Küsse aus dem Zwischenreich (Alexandra Eishold, Bettina Ferbus, Sabine Frambach)

TextLustVerlag (April 2012)
Kaffeepausengeschichten, Band 2 (Paranormal Romance)
Cover-und Innengrafik: Crossvalley Smith
Coverlayout: Atelier Bonzai
60 Seiten, Paperback, 4,95 EUR
ISBN 978-3-943295-17-7

Genre: Paranormal Romance


Klappentext

Die Liebe ist die größte Macht im Universum. Sie vermag es, wahre Wunder zu vollbringen und uns tief in unserem Innersten zu berühren. Aber ist sie auch stark genug, die Grenze zwischen den Dimensionen zu überwinden? Drei mögliche Antworten auf diese Frage entführen den Leser in das geheimnisvolle Reich der Zwischenwelt.

Die Autoren und ihre Geschichten:
Alexandra Eishold — Die Reise zum Weltenbaum
Bettina Ferbus — Sukkubus
Sabine Frambach — Die weiße Blume

Jede Geschichte mit Tipps für einen besonderen Lesegenuss.


Rezension

Bettina Ferbus — Sukkubus:
Simon ist ein etwas unbeholfener Zauberlehrling, der durch ein Ritual – und terminlichen Zufall – an den Sukkubus Cassie gerät. Die Dämonin, die von sexueller Energie lebt, hat keine Skrupel, den Lehrling zu verführen. Bevor der Meister zurück kommt, zerstört Simon das Pentagramm, womit Cassie gerufen worden war, um ihr nicht sehr rosiges Schicksal zu verändern. Doch damit verändert Simon nicht nur Cassies Zukunft.

- _DEINE AUFGABE_: Setz die Buchvorstellung zu „Küsse aus dem Zwischenreich“ oben nach ihrem letzten Satz fort.

- _GESAMMELTE DATEN_:
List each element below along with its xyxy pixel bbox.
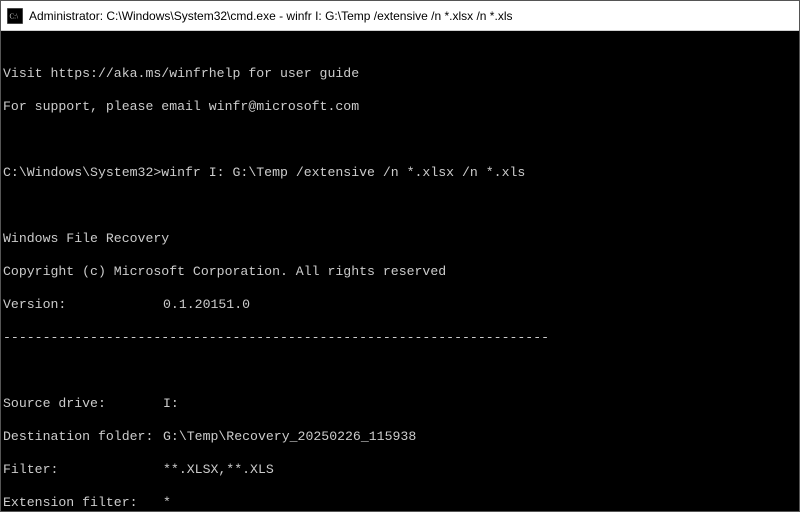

- _ANTWORT ZUR AUFGABE_:
Simon ist der zweifelhafte Held der Geschichte, der von seinem Meister schon mehr als ein Mal einen Schlag auf den Hinterkopf bekommen hatte – das soll ja bekanntlich das Denkvermögen erhöhen. Simon scheint relativ unbegabt zu sein, was Magie angeht, und auch ein bisschen naiv. So empfindet er für den Sukkubus Cassie Mitleid, als sie ihm erzählte, was Simons Meister mit ihr vorhat. Cassie hingegen ist nicht die Art Dämon, die man hassen kann – selbst wenn man will. Sie fügt sich in ihr Schicksal und scheint nicht viel von Menschen zu halten, bis Simon sie rettet und ihr beweist, dass nicht alle Magier moralische Schweine sind.

Der Stil, den Frau Ferbus wählt, ist klar, präzise und ohne Schnörkel. Handwerklich ist die Kurzgeschichte sehr schön umgesetzt. Was hier fehlt, ist leider etwas Herz und ein Spannungsbogen – was hier der gleiche Kritikpunkt ist. Denn Frau Ferbus geht nicht sehr stark auf Simons Gefühle ein und schürt dadurch auch nur wenig Sympathie für den arglosen Lehrling. So schwingt auch die intime Stimmung, die vermittelt werde sollte, nicht wirklich mit. Man spürt, dass da etwas mehr Gefühl sein soll, doch es ist schwer Simons Gefühle herauszulesen oder ihm später abzukaufen. Hier hätte Frau Ferbus vielleicht etwas mehr vom Meister und seinem klingelnden Handy streichen, und bei dem Aufeinandertreffen des Sukkubus und Simon hinzufügen können. Insgesamt ist „Sukkubus“ von Bettina Ferbus eine handwerklich gekonnt aufgezogene Geschichte, der es jedoch an Herz fehlt.

Alexandra Eishold — Die Reise zum Weltenbaum:
Die Freunde Magnus und Cedric steigen aufgrund eines Schneesturms in das verlassene Schloss des Graf Edelbart von Falkenstein ein, in dem ein gigantischer silberner Spiegel steht.
Während Magnus sich in die Bibliothek zurückgezogen hat und erst zu spät merkt, dass sein Freund verschwunden ist, wird Cedric von einer weißen Frau in die Welt hinter dem Spiegel gezogen, wo eine riesige Esche steht. Der Weltenbaum Yggdrasil. Cedric und Magnus sind die Helden dieser Geschichte. Während Cedric an Prince Charming erinnert, hat Magnus eine nett zynische Note, womit er alles kommentiert, was sein Freund in der Welt hinter dem Spiegel treibt.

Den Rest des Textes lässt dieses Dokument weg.